▸ Direction 1
In the passage on the recent US strikes, how many missiles did Trump's April 7, 2017 strike use, and what did it target?
▸ Direction 2
In the records, copy out the lines from the one containing "- label-wind: 3%: [148, 75, 238, 144]" through the one containing "- center-title: Total", inclusive, exactly as they appear.

The recent US strikes on Syria, Iraq, and Yemen have stimulated analyses such as ones that say our region is on the verge of an all-out war. It is not a world war, but it is a broad war that includes several countries in the region at the same time, against the US and its alliances, along with the Zionist entity. These analyses also propose that this war is possible even if there is no decisive American decision to wage it, but things could slide towards it as a result of gradual mutual escalation.
To discuss this proposition, and before expanding the scope of pondering it terms of time and location, it is necessary to pay attention to the form and type of the recent US strikes, because they are the basic factual data on which these propositions are built.
The closest thing resembling these strikes is the one that Trump carried out on April 7, 2017, with 59 missiles on the al-Shayrat Airport in Syria. It is known that the strike was reported in advance, so that it would lead to the fewest losses, and it would not result in uncalculated reactions. Meaning, it was a symbolic strike, with no military goal. Rather, the goal was political, which quickly emerged, when Trump attempted to use it to push for US withdrawal from Syria.
The recent strikes, at least as the numbers indicate, are militarily ineffective, similar to Trump’s strikes, and can be classified under the heading of “saving face”. However, this alone is not sufficient to answer the question: Is the region on the verge of an all-out war?
If we try to look at things from the US angle, what is quite clear is that the strategic goal within our region is comprehensive chaos based on blowing up from within a set of countries, primarily Egypt, Saudi Arabia, Iran, and even Turkey and Jordan. This would be in addition to deepening the existing chaos in Syria, Iraq, and Lebanon.
This is done using all available tools, starting with ISIS, deepening the socioeconomic crises, and security and military tensions and confrontations. The tools would also include detonating secondary contradictions in all their forms. All of this would be done against the backdrop of a fire that is ablaze in occupied Palestine, whose function is to keep the temperature high throughout the entire region, as that heat is a necessary catalyst in accelerating chaos reactions.
Within this vision, the scenario of an all-out war is not only an obstacle to the scenario of comprehensive chaos, but goes completely against it.
Of course, this does not mean that an all-out war is not an option, at least in theory. However, it is definitely a second and perhaps a third option, for two clear reasons.
The first reason is that there is no guarantee that an all-out regional war, in which the US is a direct party, will not turn into a world war. The second reason is that even if it does not turn into a world war, and despite the great harm and pain that the US can inflict on the peoples and countries of the region, what is certain in a case like this is that the US will not have any safe foothold, not only in Syria and Iraq, but in the entire region, and all its seas.
Does this mean that the probability of direct war is zero? Absolutely not. This is an option that the US can resort to when it is firmly convinced that the plan for comprehensive chaos, in the required form and size, will not be achieved.

▸ Supplied information
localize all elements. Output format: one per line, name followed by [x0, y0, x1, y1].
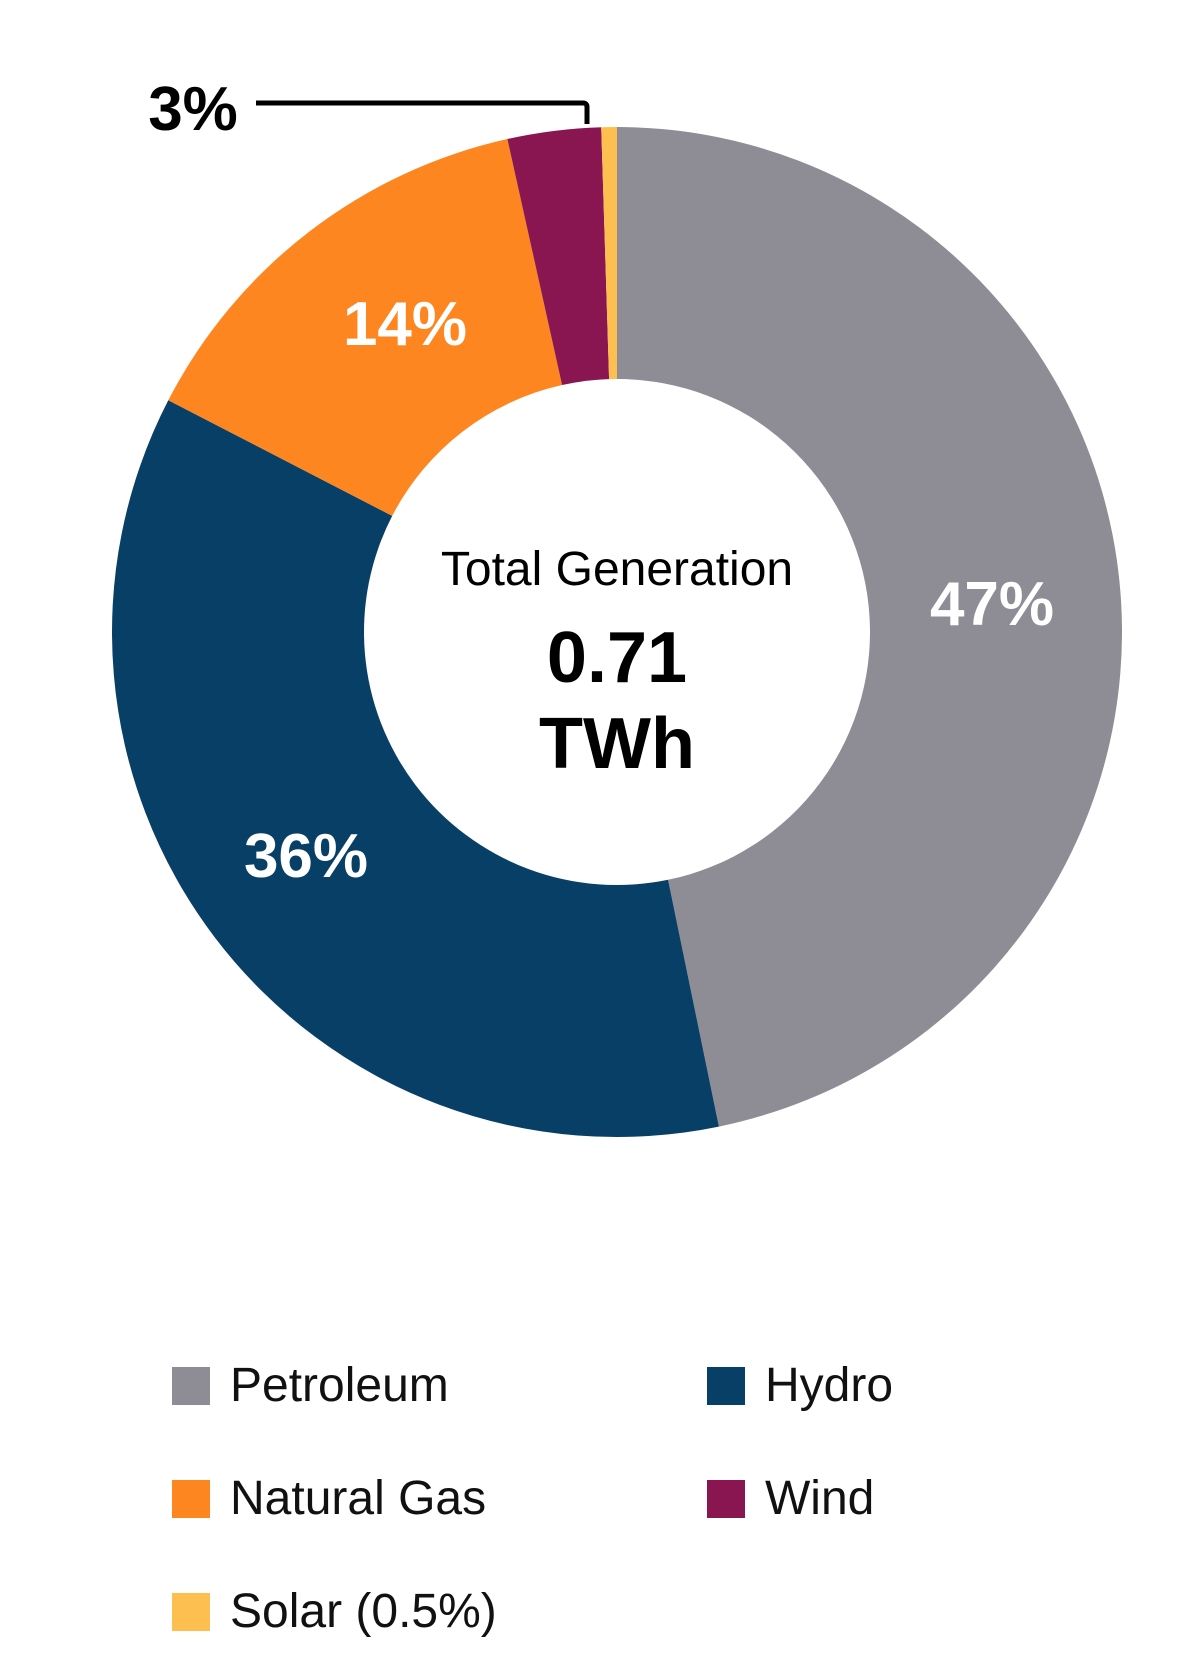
- label-wind: 3%: [148, 75, 238, 144]
- legend-item-solar: Solar (0.5%): [172, 1584, 497, 1639]
- legend-label: Petroleum: [230, 1359, 449, 1412]
- legend-item-natural-gas: Natural Gas: [172, 1471, 486, 1526]
- center-title: Total Generation: [441, 543, 793, 596]
- legend-label: Natural Gas: [230, 1472, 487, 1525]
- legend-swatch: [707, 1479, 745, 1518]
- slice-wind: [507, 127, 610, 386]
- legend-swatch: [172, 1592, 210, 1631]
- legend-swatch: [172, 1479, 210, 1518]
- label-hydro: 36%: [244, 822, 368, 891]
- legend-label: Hydro: [765, 1359, 894, 1412]
- slice-petroleum: [617, 127, 1123, 1127]
- slice-natural-gas: [168, 139, 563, 516]
- label-natural-gas: 14%: [343, 290, 467, 359]
- center-unit: TWh: [539, 704, 695, 784]
- center-value: 0.71: [547, 618, 687, 698]
- label-petroleum: 47%: [930, 570, 1054, 639]
- slice-hydro: [111, 400, 719, 1138]
- legend-item-wind: Wind: [707, 1471, 874, 1526]
- legend-swatch: [172, 1366, 210, 1405]
- legend-item-petroleum: Petroleum: [172, 1358, 449, 1413]
- legend-swatch: [707, 1366, 745, 1405]
- slice-solar: [601, 127, 617, 380]
- legend-label: Solar (0.5%): [230, 1585, 497, 1638]
- legend-label: Wind: [765, 1472, 875, 1525]
- wind-leader-line: [256, 100, 590, 124]
- legend-item-hydro: Hydro: [707, 1358, 893, 1413]
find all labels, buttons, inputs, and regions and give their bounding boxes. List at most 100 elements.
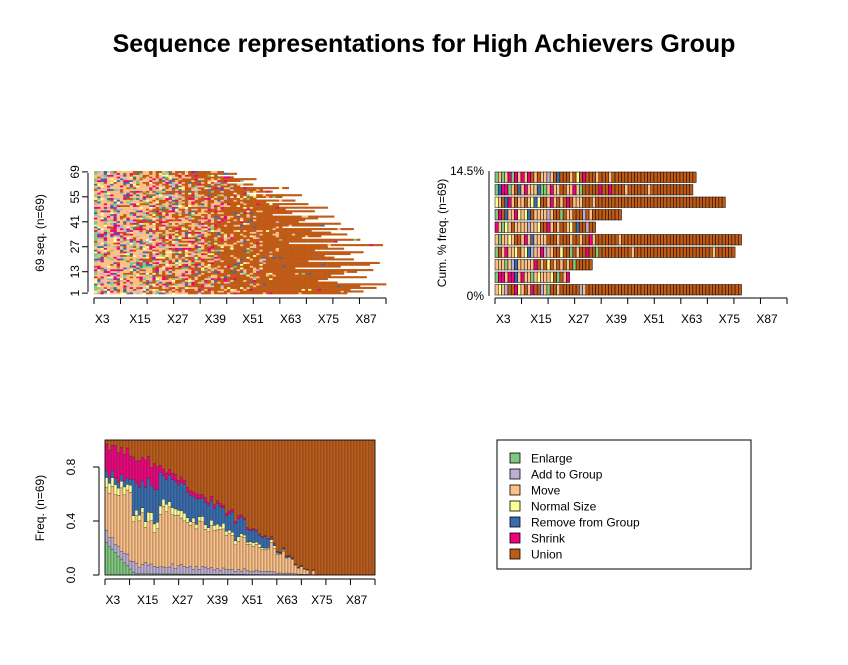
index-cell [110, 210, 114, 213]
index-cell [285, 217, 289, 220]
index-cell [188, 213, 192, 216]
index-cell [256, 256, 260, 259]
index-cell [201, 226, 205, 229]
index-cell [269, 222, 273, 225]
index-cell [201, 220, 205, 223]
index-cell [139, 286, 143, 289]
index-cell [227, 269, 231, 272]
index-cell [123, 238, 127, 241]
index-cell [136, 220, 140, 223]
index-cell [152, 254, 156, 257]
index-cell [129, 233, 134, 236]
index-cell [304, 286, 309, 289]
index-cell [142, 233, 147, 236]
index-cell [175, 254, 179, 257]
index-cell [207, 226, 212, 229]
index-cell [158, 226, 163, 229]
index-cell [162, 197, 166, 200]
index-cell [249, 206, 254, 209]
index-cell [301, 286, 306, 289]
index-cell [272, 270, 276, 273]
index-cell [236, 253, 241, 256]
index-cell [106, 188, 111, 191]
index-cell [103, 220, 108, 223]
index-cell [116, 210, 121, 213]
index-cell [116, 258, 121, 261]
index-cell [116, 178, 121, 181]
index-cell [132, 267, 137, 270]
index-cell [304, 238, 309, 241]
index-cell [243, 286, 247, 289]
index-cell [269, 272, 273, 275]
index-cell [236, 179, 241, 182]
index-cell [304, 228, 309, 231]
index-cell [233, 290, 238, 293]
index-cell [204, 286, 208, 289]
index-cell [106, 245, 111, 248]
index-cell [175, 179, 179, 182]
index-cell [126, 187, 130, 190]
index-cell [220, 242, 225, 245]
index-cell [165, 203, 169, 206]
index-cell [295, 254, 299, 257]
index-cell [233, 201, 238, 204]
index-cell [207, 208, 212, 211]
index-cell [227, 210, 231, 213]
index-cell [194, 213, 199, 216]
frequency-cell [592, 284, 596, 296]
index-cell [311, 233, 315, 236]
index-cell [220, 178, 225, 181]
index-cell [327, 270, 332, 273]
index-cell [278, 292, 283, 295]
index-cell [259, 258, 264, 261]
index-cell [243, 251, 247, 254]
index-cell [334, 285, 338, 288]
index-cell [194, 228, 199, 231]
index-cell [324, 258, 328, 261]
index-cell [142, 281, 147, 284]
index-cell [165, 236, 169, 240]
index-cell [343, 258, 348, 261]
index-cell [184, 231, 189, 234]
index-cell [171, 274, 176, 277]
index-cell [366, 286, 371, 289]
index-cell [178, 217, 182, 220]
index-cell [168, 253, 173, 256]
index-cell [282, 228, 286, 231]
index-cell [243, 290, 247, 293]
index-cell [233, 263, 238, 266]
index-cell [227, 203, 231, 206]
index-cell [236, 265, 241, 268]
index-cell [223, 201, 228, 204]
index-cell [240, 192, 244, 195]
index-cell [272, 272, 276, 275]
index-cell [171, 201, 176, 204]
index-cell [334, 247, 338, 250]
index-cell [223, 188, 228, 191]
index-cell [155, 222, 160, 225]
index-cell [126, 217, 130, 220]
index-cell [116, 194, 121, 197]
index-cell [282, 258, 286, 261]
index-cell [123, 179, 127, 182]
index-cell [188, 203, 192, 206]
index-cell [201, 206, 205, 209]
index-cell [265, 270, 270, 273]
index-cell [295, 286, 299, 289]
index-cell [171, 292, 176, 295]
index-cell [210, 245, 215, 248]
index-cell [116, 281, 121, 284]
index-cell [308, 247, 312, 250]
index-cell [334, 265, 338, 268]
frequency-sequence-bar [494, 234, 742, 246]
index-cell [207, 261, 212, 264]
index-cell [123, 277, 127, 281]
index-cell [214, 279, 218, 282]
frequency-cell [543, 271, 548, 283]
index-cell [275, 286, 280, 289]
index-cell [240, 269, 244, 272]
index-cell [136, 226, 140, 229]
index-cell [94, 213, 98, 216]
index-cell [204, 279, 208, 282]
index-cell [227, 219, 231, 222]
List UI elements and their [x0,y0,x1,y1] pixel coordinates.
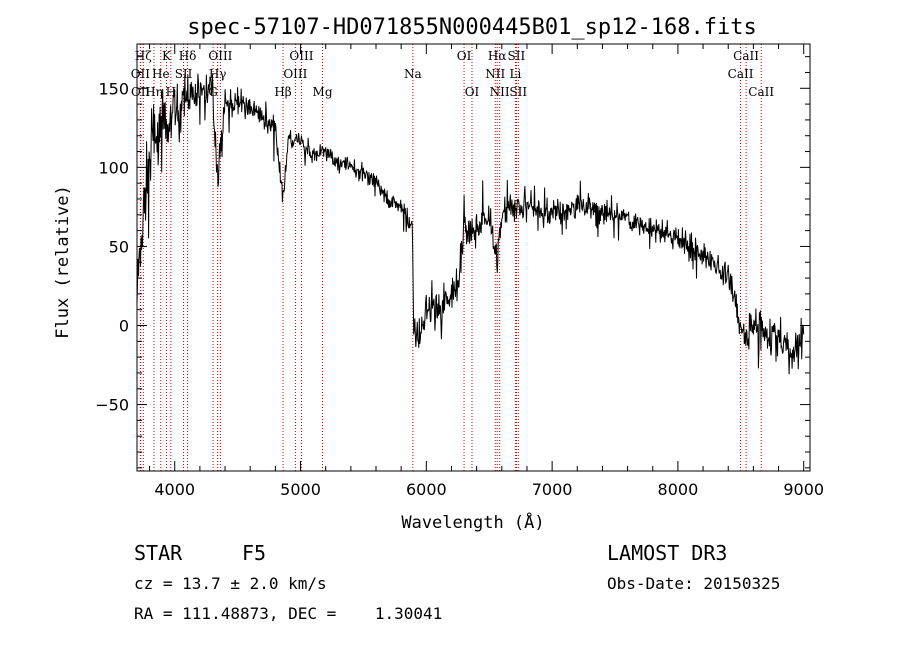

▸ Right answer 1
It used 59 missiles against the al-Shayrat Airport in Syria.

▸ Right answer 2
- label-wind: 3%: [148, 75, 238, 144]
- legend-item-solar: Solar (0.5%): [172, 1584, 497, 1639]
- legend-label: Petroleum: [230, 1359, 449, 1412]
- legend-item-natural-gas: Natural Gas: [172, 1471, 486, 1526]
- center-title: Total Generation: [441, 543, 793, 596]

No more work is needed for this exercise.